## SOURCE EXCERPT
------------------------------------------------------------
The crux of the changes is the new uid/gid mapping code. The
S-1-22-1 domain will replace the rid algorithm for users and the
S-1-22-2 domain will be used for groups.
So we have local groups and domain groups. The S-1-22-2
(well known Samba servers) and S-1-5-32 (well known among
Windows and Samba) domains are always local groups. For a
non-DC, the S-1-5-$MACHINE is also a local domain (specific
per Samba installation).
'net groupmap' is used to set explicit mappings for the
S-1-5-$MACHINE domain (which is the same as the domain SID
on a samba DC).
'net rpc sam' will be used as a user/group management shell.
Note that I don't see how this can replace 'net groupmap'
without adding a new rpc pipe or possible the unixinfo pipe
and have commands for associating a SID with a gid.
lookup_sid() and lookup_name() have been re-written to be
a single point of name <-> SID resolution.
When adding a new user we now generate the primary group
RID from the actual Unix primary gid and fallback to 513
in case that Unix group is not resolvable or exists in the
S-1-22-2 domain (see the patch I posted earlier tonight).
I realize that this is not entirely true since we still
have an unfinished mix of RID algorithms, rid allocation,
and the new S-1-22-{1,2} domains.
The main problem that we have is that a group might have
resolved to S-1-5-$MACHINE in 3.0.21 and we now are resolving
it to S-1-22-2 in 3.0.22. This directly affects the user's
token passed back to the client in the net_samlogon() reply
(potentially part of the other_sids field). So therefore
a Windows File server joined to a Samba domain might have
security descriptors with the old group SIDs and now deny
access to a user that should have access. The same situation
could occur if you upgrade the Samba DC and leave Samba
member servers running and older release.
The main problem with the rid algorithms is potential conflicts
with migrated windows domains. There is no prevention for
assigning duplicate rids (and no easy way to tell if you are
using a previously assigned rid).
On a non-DC I think this is a non-issue. Or at least is
ignorable. For a new domain, we don't have any upgrade
issues with group SIDs. So the problem we can focus on
is upgrading a Samba domain.
We have 3 possible solutions on the table to get from where we
are in 3.0.21 to where we want to be in 3.0.22.
------------------------------------------------------------
## PROMPT A
In the rows, reproduce only the part that opens with the line containing "Identify all the" and closes with the line containing "candle-body <box>453 354 459 359</box>", swapping "candle-body" for "bar-body" wherever it occurs and changing nothing else. Omit the pictures.
The excerpt about Samba and the rows that come after it have nothing to do with each other.

## RECORDS
------------------------------------------------------------
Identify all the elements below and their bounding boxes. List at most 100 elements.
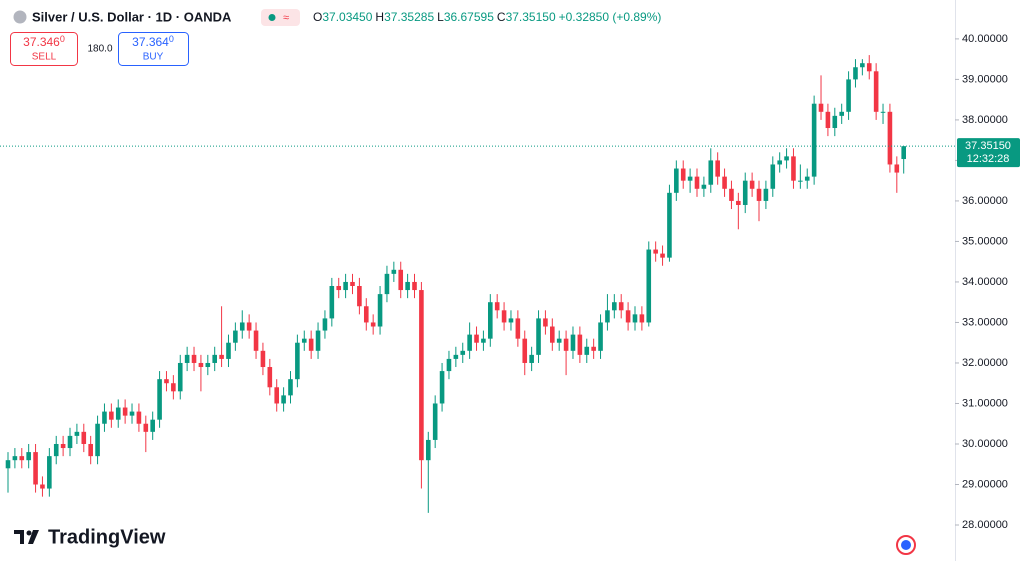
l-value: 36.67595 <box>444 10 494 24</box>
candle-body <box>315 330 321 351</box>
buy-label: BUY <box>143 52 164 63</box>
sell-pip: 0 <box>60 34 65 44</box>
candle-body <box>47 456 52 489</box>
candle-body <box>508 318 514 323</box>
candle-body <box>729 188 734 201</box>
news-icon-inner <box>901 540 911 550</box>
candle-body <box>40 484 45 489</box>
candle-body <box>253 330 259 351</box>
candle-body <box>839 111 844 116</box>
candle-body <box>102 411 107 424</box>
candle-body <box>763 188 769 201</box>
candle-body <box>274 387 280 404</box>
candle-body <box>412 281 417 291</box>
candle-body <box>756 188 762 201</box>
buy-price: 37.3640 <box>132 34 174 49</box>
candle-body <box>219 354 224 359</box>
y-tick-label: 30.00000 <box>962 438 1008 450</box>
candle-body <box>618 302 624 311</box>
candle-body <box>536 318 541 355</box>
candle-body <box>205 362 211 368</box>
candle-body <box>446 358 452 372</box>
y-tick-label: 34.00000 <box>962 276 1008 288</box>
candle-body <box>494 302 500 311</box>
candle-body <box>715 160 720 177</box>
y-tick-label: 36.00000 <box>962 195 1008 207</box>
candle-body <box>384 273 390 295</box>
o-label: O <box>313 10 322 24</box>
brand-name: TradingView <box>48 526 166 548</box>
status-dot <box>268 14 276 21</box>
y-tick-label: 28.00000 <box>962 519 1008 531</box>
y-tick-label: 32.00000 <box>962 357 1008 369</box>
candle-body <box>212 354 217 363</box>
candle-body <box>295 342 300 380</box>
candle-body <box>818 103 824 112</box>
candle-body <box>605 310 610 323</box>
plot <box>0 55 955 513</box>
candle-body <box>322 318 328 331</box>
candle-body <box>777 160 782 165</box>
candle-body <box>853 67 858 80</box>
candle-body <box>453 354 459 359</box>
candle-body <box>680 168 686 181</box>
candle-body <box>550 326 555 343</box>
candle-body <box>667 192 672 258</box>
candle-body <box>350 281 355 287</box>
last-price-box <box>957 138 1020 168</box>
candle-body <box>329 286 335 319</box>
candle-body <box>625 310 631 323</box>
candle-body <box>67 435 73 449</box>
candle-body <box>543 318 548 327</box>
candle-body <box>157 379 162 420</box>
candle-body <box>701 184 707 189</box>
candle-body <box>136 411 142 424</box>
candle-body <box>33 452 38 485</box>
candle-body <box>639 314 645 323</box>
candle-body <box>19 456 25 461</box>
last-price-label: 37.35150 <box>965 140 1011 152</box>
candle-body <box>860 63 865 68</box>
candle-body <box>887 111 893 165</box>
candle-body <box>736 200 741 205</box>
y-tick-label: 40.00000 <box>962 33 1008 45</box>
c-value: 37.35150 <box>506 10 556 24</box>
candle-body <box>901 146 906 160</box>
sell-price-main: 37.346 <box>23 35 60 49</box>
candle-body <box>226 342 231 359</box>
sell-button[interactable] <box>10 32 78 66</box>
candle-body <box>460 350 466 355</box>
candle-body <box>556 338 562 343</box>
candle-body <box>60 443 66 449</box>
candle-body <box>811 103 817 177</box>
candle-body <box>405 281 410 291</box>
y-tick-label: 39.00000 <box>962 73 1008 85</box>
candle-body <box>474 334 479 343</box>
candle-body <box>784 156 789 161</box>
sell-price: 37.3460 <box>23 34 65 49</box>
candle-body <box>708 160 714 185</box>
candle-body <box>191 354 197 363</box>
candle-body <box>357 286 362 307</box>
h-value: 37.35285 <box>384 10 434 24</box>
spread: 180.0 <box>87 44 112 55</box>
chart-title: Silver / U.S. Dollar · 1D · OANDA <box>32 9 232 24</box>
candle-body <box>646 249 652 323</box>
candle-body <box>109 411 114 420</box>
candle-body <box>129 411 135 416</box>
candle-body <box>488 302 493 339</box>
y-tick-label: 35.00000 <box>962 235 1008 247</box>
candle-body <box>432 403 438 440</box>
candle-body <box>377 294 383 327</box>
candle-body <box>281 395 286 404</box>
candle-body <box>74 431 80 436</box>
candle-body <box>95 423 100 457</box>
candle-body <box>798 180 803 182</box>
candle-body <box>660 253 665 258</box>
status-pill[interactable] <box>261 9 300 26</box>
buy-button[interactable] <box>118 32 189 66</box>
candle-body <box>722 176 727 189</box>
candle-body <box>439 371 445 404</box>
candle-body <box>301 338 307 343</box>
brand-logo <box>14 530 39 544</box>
------------------------------------------------------------
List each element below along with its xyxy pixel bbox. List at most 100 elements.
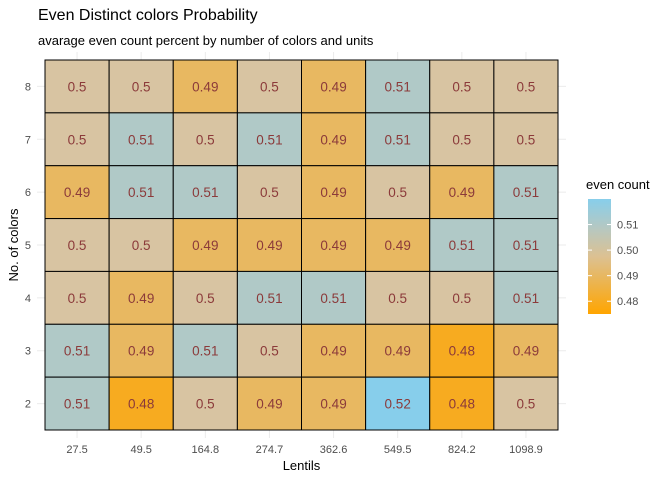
------------------------------------------------------------
## PROMPT B
Set down word for word the part of the Samba excerpt that opens with the words containing "The crux of" and closes with "used for groups.".

## FULL OUTPUT A
Identify all the elements below and their bounding boxes. List at most 100 elements.
l-value: 36.67595 <box>444 10 494 24</box>
bar-body <box>315 330 321 351</box>
buy-label: BUY <box>143 52 164 63</box>
sell-pip: 0 <box>60 34 65 44</box>
bar-body <box>47 456 52 489</box>
bar-body <box>508 318 514 323</box>
bar-body <box>729 188 734 201</box>
news-icon-inner <box>901 540 911 550</box>
bar-body <box>40 484 45 489</box>
bar-body <box>253 330 259 351</box>
bar-body <box>839 111 844 116</box>
bar-body <box>102 411 107 424</box>
bar-body <box>763 188 769 201</box>
bar-body <box>274 387 280 404</box>
bar-body <box>412 281 417 291</box>
bar-body <box>756 188 762 201</box>
buy-price: 37.3640 <box>132 34 174 49</box>
bar-body <box>219 354 224 359</box>
y-tick-label: 30.00000 <box>962 438 1008 450</box>
bar-body <box>618 302 624 311</box>
bar-body <box>536 318 541 355</box>
bar-body <box>205 362 211 368</box>
bar-body <box>446 358 452 372</box>
y-tick-label: 34.00000 <box>962 276 1008 288</box>
bar-body <box>494 302 500 311</box>
bar-body <box>715 160 720 177</box>
y-tick-label: 36.00000 <box>962 195 1008 207</box>
bar-body <box>384 273 390 295</box>
o-label: O <box>313 10 322 24</box>
brand-name: TradingView <box>48 526 166 548</box>
status-dot <box>268 14 276 21</box>
y-tick-label: 28.00000 <box>962 519 1008 531</box>
y-tick-label: 32.00000 <box>962 357 1008 369</box>
bar-body <box>212 354 217 363</box>
bar-body <box>295 342 300 380</box>
bar-body <box>818 103 824 112</box>
bar-body <box>605 310 610 323</box>
plot <box>0 55 955 513</box>
bar-body <box>322 318 328 331</box>
bar-body <box>777 160 782 165</box>
bar-body <box>853 67 858 80</box>
bar-body <box>453 354 459 359</box>

## FULL OUTPUT B
The crux of the changes is the new uid/gid mapping code. The
S-1-22-1 domain will replace the rid algorithm for users and the
S-1-22-2 domain will be used for groups.